**Problem to work on:** Check each line of the records for "this"; collect those that have it.

Records from a collection of figures:
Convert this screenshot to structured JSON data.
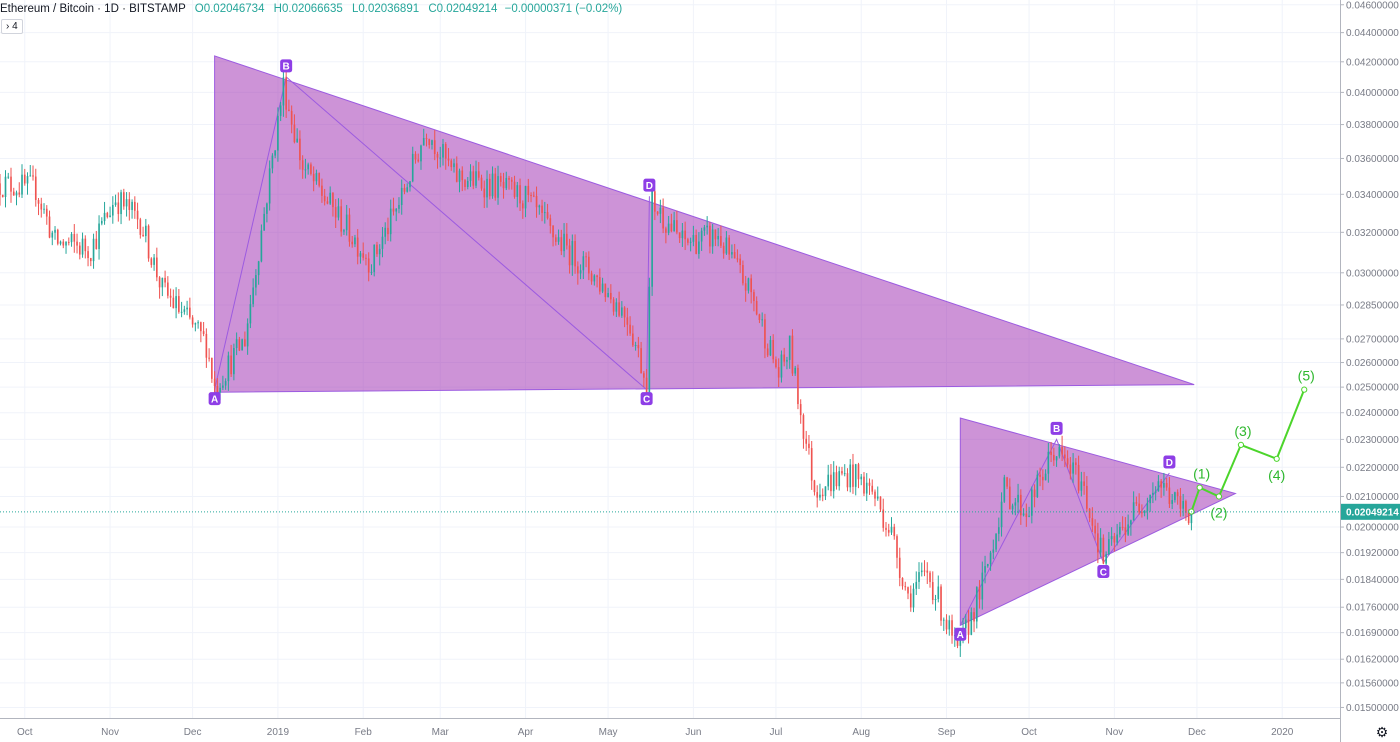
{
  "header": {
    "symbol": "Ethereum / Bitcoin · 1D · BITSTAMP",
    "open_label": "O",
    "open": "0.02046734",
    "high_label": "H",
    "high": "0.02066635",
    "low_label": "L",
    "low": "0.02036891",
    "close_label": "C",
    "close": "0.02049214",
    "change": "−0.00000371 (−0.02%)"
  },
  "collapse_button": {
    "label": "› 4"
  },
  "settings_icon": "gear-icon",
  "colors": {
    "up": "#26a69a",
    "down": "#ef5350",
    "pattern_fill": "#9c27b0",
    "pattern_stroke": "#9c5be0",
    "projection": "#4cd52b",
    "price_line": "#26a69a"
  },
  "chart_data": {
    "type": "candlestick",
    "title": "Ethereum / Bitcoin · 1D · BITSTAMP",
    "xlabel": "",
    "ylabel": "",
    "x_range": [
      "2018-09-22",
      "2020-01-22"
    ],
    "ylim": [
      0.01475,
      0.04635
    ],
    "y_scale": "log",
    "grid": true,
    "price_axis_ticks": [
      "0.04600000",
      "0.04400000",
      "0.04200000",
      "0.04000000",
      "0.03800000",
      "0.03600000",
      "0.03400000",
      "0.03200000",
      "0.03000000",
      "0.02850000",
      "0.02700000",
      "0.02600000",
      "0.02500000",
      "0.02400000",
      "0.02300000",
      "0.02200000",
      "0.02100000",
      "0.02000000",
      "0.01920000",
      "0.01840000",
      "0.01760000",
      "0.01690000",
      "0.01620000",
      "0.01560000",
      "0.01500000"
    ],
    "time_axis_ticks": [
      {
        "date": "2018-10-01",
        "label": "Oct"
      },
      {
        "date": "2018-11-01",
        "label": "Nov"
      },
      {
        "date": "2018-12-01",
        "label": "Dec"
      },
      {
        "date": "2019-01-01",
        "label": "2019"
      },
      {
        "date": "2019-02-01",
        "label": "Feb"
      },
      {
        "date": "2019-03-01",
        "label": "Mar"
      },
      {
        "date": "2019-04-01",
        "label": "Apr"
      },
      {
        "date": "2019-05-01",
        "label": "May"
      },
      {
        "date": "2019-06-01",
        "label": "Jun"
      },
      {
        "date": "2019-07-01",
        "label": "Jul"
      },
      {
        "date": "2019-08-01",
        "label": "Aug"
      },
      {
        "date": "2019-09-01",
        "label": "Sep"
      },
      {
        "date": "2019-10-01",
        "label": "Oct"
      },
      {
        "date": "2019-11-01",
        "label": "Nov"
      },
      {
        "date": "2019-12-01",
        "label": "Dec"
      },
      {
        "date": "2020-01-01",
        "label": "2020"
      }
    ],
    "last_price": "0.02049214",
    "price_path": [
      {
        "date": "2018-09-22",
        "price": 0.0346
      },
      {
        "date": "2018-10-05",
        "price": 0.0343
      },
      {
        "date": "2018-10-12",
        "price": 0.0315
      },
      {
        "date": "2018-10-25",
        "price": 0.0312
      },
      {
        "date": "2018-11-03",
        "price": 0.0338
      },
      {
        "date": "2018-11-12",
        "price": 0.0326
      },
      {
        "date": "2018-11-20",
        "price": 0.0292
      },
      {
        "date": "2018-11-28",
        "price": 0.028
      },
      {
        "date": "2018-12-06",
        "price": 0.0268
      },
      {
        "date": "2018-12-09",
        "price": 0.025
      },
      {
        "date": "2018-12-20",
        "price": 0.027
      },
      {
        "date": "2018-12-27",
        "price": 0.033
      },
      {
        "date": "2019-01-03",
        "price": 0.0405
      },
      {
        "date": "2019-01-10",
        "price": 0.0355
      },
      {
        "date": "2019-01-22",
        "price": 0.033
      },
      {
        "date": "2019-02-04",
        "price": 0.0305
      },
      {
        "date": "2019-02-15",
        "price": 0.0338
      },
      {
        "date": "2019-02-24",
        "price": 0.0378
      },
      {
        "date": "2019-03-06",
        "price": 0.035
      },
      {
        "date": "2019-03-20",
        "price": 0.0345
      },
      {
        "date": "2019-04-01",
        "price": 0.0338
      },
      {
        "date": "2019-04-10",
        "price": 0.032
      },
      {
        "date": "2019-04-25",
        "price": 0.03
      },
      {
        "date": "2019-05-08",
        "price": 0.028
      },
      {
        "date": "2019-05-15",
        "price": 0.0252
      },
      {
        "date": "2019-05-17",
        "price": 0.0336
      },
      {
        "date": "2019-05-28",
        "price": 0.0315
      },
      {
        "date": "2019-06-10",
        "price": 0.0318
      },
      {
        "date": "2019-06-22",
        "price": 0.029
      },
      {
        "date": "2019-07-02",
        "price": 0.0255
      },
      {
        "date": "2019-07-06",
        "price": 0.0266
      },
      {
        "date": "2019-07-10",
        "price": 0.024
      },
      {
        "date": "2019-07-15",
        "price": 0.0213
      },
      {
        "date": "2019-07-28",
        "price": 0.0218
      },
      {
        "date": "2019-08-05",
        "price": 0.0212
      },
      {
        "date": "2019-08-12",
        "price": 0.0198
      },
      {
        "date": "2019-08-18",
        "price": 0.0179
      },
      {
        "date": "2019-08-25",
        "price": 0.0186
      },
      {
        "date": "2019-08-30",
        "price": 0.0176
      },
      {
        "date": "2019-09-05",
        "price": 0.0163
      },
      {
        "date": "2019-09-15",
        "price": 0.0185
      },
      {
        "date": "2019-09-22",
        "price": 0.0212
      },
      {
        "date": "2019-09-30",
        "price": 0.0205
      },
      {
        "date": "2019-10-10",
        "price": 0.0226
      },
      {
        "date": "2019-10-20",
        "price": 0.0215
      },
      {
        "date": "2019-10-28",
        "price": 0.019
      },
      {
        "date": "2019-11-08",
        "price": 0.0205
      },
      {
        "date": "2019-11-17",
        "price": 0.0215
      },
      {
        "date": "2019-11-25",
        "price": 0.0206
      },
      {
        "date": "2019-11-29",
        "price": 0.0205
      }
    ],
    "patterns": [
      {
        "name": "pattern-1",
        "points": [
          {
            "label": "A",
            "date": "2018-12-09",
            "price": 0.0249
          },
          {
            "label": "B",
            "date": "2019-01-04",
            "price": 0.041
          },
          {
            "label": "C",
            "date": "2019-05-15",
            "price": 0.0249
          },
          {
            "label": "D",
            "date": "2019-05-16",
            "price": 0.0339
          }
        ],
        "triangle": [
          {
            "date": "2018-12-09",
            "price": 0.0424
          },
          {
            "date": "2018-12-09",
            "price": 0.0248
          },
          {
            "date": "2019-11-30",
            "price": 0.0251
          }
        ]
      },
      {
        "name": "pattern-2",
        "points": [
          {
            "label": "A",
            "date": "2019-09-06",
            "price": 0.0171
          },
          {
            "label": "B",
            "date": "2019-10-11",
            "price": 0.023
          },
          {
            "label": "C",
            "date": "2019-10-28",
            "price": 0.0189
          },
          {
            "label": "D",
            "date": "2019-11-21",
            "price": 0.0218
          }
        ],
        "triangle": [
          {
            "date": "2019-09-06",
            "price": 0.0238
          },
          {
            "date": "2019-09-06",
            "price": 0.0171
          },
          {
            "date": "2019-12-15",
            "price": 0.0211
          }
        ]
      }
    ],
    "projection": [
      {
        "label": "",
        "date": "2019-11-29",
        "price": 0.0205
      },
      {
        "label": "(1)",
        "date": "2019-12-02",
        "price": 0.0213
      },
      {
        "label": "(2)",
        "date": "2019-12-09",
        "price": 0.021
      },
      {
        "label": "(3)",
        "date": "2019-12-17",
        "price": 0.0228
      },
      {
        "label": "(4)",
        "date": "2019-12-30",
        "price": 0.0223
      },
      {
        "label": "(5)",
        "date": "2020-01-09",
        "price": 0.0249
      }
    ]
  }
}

* * *

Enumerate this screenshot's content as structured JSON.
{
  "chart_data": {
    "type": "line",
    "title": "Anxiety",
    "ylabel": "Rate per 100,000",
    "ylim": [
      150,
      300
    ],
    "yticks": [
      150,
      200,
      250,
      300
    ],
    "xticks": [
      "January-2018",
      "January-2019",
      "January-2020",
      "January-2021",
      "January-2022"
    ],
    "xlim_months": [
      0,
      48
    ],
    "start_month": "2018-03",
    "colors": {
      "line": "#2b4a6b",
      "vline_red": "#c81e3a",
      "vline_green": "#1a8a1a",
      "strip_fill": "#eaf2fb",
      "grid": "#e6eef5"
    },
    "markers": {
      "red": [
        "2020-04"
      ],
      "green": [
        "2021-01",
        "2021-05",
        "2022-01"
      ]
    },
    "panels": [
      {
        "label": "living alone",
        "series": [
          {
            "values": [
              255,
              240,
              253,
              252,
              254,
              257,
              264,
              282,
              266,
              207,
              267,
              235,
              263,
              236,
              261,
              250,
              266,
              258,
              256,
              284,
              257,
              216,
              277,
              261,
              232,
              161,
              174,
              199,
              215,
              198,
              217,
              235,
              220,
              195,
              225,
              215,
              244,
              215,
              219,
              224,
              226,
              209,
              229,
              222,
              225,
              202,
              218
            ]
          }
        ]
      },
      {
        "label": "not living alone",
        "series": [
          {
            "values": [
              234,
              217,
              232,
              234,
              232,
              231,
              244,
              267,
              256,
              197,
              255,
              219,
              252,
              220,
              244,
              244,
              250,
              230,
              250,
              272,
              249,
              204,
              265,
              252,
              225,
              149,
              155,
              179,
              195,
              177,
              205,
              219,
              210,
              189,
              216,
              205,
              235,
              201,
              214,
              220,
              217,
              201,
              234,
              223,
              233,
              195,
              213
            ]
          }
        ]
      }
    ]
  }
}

**The answer:**
Convert this screenshot to structured JSON data.
Enumerate this screenshot's content as structured JSON.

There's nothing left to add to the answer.